#### [Written request]
Determine how many lines in the entries below include "glyph". The reply should be that number and nothing else.

#### [Working data]
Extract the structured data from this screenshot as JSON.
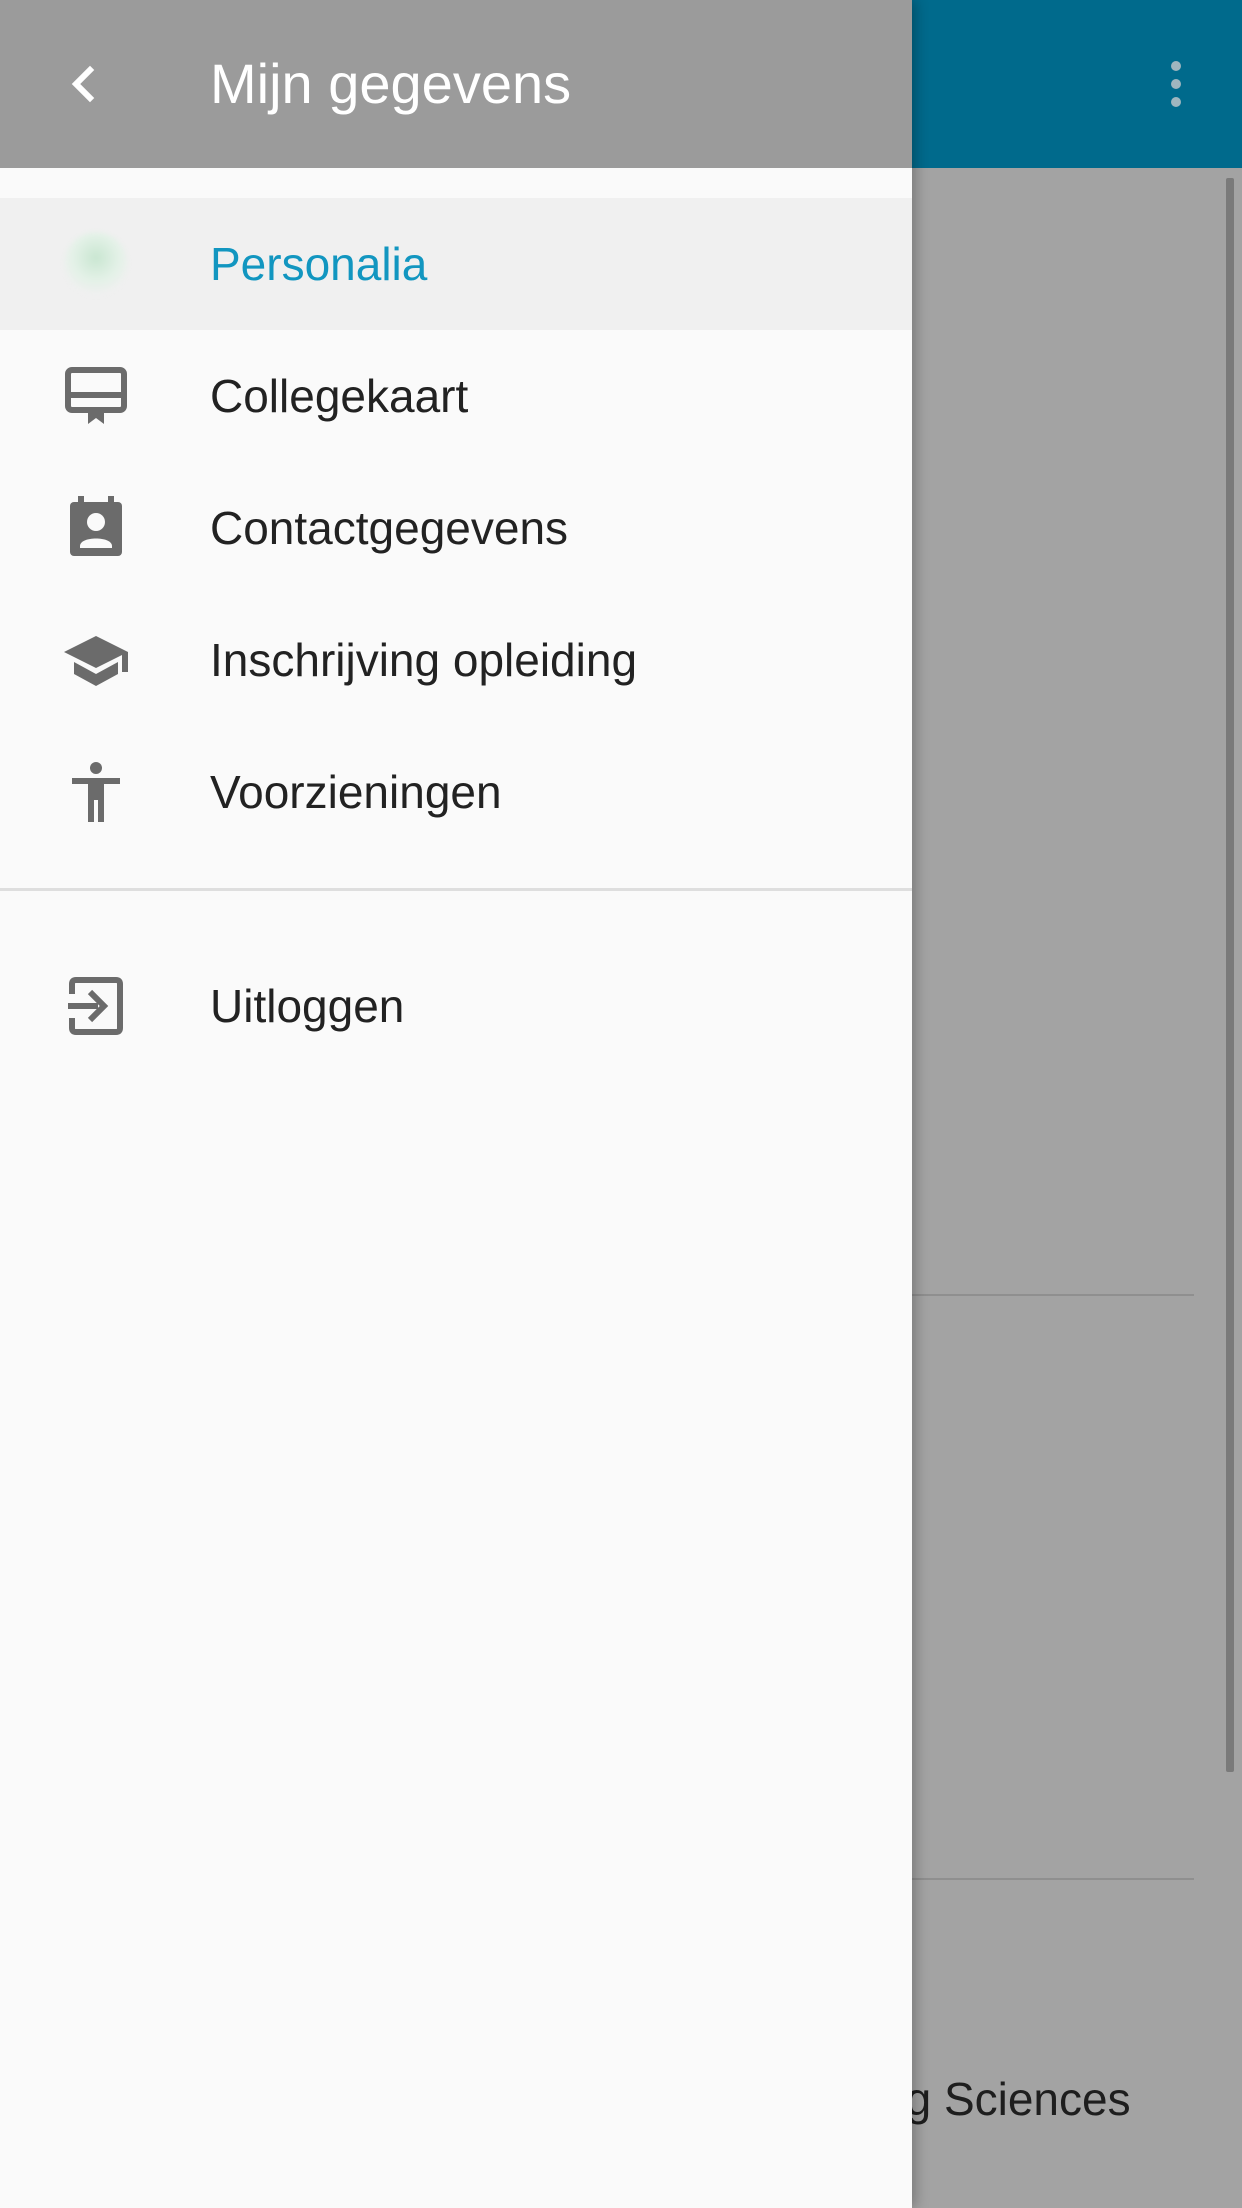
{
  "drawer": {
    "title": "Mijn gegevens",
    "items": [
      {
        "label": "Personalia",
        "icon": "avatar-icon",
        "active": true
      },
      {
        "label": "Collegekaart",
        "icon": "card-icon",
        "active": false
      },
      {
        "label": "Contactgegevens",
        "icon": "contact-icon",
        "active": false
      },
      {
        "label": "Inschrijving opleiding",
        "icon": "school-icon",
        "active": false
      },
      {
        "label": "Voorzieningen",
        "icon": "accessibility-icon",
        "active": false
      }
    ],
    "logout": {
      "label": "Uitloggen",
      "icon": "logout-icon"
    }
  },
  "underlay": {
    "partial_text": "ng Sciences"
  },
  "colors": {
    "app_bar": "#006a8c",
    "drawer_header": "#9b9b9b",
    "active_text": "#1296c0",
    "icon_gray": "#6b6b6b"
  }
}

* * *

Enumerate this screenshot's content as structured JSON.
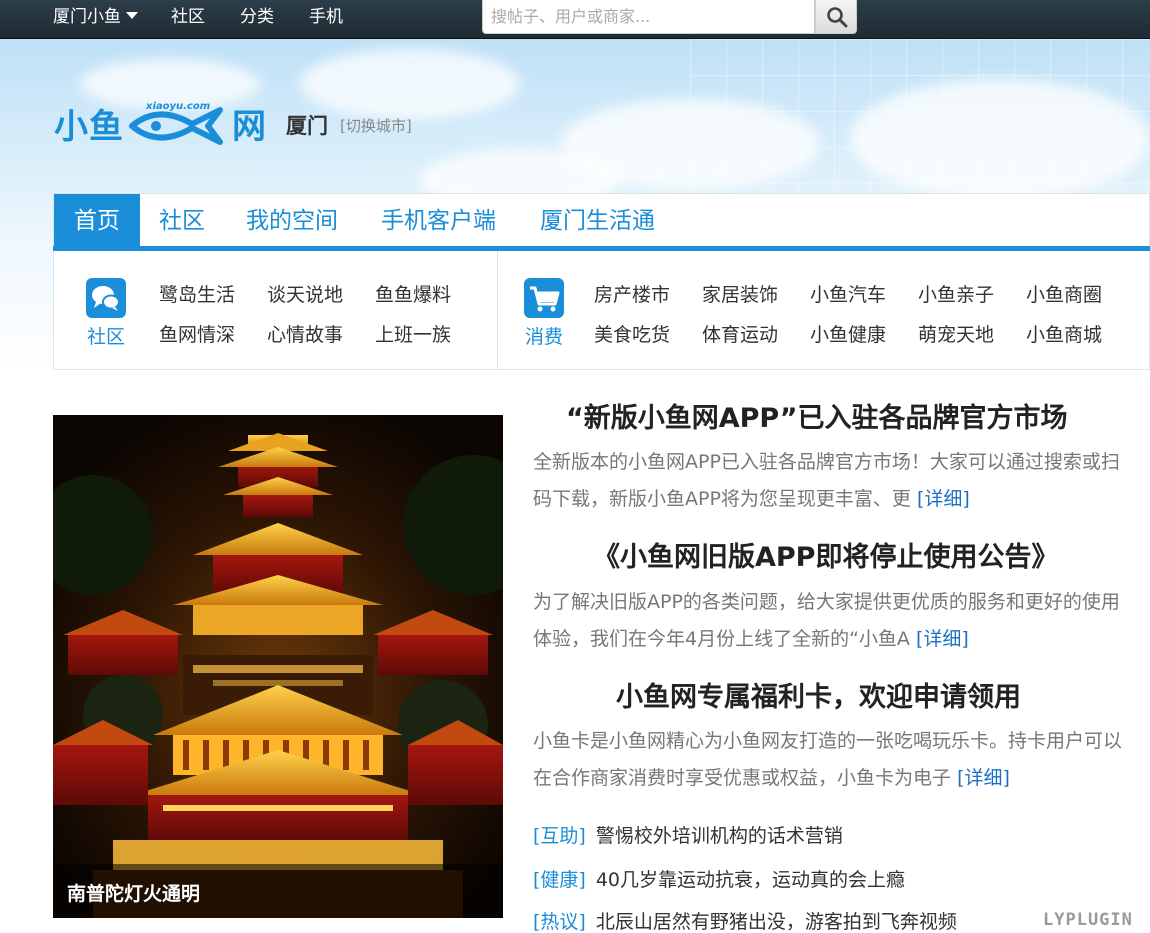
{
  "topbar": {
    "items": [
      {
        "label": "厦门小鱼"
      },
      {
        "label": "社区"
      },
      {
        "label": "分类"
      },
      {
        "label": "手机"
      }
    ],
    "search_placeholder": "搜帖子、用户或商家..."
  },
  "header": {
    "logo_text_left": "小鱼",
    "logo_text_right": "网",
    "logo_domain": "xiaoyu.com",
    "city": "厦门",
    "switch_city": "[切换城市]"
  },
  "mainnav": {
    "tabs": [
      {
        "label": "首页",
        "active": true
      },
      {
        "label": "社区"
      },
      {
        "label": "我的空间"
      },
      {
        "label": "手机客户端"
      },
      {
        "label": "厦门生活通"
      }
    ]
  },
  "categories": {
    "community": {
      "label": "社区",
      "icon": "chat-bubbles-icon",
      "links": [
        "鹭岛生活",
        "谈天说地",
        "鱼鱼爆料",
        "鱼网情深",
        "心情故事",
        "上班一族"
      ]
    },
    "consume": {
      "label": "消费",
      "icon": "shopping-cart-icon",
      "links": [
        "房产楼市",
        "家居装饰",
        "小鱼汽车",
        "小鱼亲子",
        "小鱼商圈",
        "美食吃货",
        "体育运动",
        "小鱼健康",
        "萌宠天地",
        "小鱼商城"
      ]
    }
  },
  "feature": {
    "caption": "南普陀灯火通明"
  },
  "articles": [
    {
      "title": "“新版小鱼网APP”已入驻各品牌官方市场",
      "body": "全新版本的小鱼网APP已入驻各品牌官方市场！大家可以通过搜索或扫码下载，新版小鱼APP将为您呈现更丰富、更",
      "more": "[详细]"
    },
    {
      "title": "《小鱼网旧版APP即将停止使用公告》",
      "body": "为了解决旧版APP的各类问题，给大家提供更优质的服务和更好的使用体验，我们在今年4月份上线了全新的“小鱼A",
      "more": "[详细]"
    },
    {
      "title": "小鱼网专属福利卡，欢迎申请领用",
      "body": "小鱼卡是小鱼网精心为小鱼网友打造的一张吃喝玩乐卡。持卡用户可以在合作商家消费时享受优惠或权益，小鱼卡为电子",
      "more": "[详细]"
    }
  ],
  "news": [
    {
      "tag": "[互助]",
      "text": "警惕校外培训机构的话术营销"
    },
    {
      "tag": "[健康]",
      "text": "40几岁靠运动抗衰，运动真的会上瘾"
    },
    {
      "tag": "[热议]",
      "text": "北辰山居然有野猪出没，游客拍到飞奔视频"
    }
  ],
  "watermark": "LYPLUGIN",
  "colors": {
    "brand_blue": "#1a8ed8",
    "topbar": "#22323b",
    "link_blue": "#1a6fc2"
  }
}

---

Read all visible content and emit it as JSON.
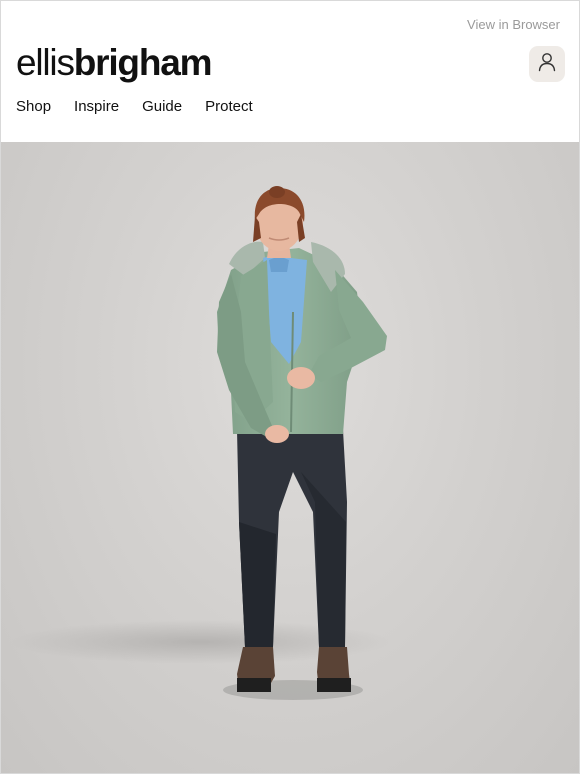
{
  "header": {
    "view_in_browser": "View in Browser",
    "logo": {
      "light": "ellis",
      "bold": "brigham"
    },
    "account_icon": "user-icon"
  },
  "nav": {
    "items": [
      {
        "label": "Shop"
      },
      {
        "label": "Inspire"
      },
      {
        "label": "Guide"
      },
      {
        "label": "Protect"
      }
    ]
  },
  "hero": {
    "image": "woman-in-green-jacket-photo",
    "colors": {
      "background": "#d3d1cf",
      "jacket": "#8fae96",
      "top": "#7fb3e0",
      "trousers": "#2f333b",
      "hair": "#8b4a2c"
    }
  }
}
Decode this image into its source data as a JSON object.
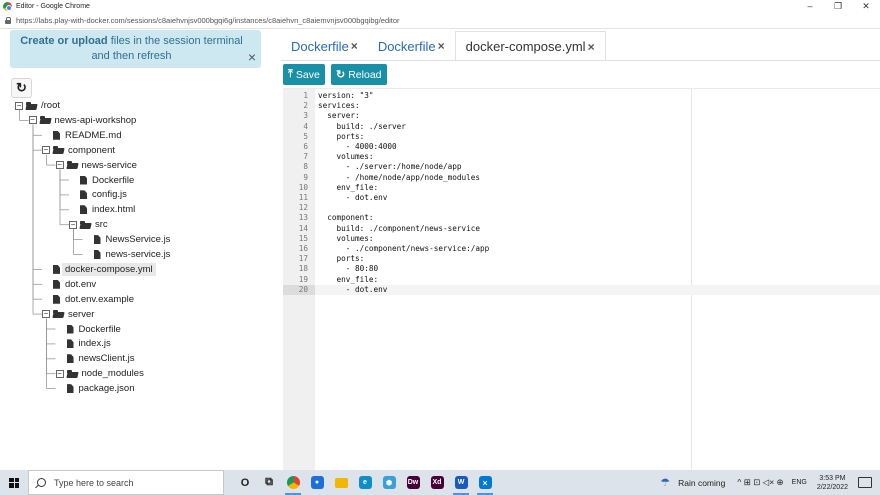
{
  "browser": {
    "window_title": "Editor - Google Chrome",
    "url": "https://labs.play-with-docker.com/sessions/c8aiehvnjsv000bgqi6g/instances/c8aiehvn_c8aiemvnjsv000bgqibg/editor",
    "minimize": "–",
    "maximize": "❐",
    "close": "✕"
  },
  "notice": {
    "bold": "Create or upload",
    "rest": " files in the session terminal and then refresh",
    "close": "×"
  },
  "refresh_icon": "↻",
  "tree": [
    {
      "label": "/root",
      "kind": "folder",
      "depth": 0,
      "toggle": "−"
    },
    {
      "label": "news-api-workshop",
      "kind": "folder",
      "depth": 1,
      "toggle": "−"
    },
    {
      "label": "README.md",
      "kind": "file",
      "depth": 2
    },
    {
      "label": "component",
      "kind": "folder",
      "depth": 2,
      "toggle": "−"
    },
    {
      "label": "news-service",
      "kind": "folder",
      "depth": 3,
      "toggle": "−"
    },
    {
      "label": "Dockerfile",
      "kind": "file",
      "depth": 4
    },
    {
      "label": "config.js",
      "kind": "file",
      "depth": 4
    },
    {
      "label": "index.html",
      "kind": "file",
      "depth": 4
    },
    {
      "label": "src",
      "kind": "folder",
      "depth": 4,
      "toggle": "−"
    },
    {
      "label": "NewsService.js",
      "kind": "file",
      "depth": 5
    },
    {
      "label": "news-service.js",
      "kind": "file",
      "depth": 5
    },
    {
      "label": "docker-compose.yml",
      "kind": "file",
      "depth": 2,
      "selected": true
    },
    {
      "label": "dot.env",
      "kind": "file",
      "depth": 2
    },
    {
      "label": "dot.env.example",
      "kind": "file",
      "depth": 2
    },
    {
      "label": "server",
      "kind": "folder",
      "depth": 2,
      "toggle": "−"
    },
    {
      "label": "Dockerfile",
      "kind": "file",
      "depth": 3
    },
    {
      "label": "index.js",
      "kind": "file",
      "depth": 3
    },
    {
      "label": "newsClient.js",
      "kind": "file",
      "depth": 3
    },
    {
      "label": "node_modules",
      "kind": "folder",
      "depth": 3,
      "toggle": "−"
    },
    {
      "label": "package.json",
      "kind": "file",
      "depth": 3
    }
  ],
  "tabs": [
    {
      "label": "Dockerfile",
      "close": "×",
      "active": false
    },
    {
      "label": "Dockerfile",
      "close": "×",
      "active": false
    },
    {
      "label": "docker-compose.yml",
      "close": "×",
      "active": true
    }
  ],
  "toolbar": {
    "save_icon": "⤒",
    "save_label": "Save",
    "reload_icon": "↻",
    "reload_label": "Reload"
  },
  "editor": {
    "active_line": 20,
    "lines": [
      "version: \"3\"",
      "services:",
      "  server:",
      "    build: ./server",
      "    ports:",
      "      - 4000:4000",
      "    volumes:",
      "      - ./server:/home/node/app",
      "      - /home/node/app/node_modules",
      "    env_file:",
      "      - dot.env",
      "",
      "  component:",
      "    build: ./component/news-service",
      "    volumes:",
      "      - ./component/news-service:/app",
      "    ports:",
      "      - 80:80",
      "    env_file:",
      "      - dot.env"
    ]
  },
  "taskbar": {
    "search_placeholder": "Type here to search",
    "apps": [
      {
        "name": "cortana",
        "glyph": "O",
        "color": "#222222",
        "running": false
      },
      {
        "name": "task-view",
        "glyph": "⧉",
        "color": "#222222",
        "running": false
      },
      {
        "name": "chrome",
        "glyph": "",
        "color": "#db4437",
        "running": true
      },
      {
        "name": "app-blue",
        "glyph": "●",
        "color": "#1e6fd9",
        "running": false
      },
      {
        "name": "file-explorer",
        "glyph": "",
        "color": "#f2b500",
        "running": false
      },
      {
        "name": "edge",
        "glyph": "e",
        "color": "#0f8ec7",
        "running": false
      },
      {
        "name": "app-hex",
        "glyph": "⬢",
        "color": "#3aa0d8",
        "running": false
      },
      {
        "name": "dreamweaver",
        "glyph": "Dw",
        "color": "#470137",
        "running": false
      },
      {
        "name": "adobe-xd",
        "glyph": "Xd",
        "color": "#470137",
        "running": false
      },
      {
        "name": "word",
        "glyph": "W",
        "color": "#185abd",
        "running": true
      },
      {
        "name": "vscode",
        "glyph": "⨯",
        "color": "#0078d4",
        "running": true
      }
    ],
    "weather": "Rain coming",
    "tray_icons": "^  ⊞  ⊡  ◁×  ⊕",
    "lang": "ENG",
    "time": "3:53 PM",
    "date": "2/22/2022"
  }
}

#### [Exercise result]
11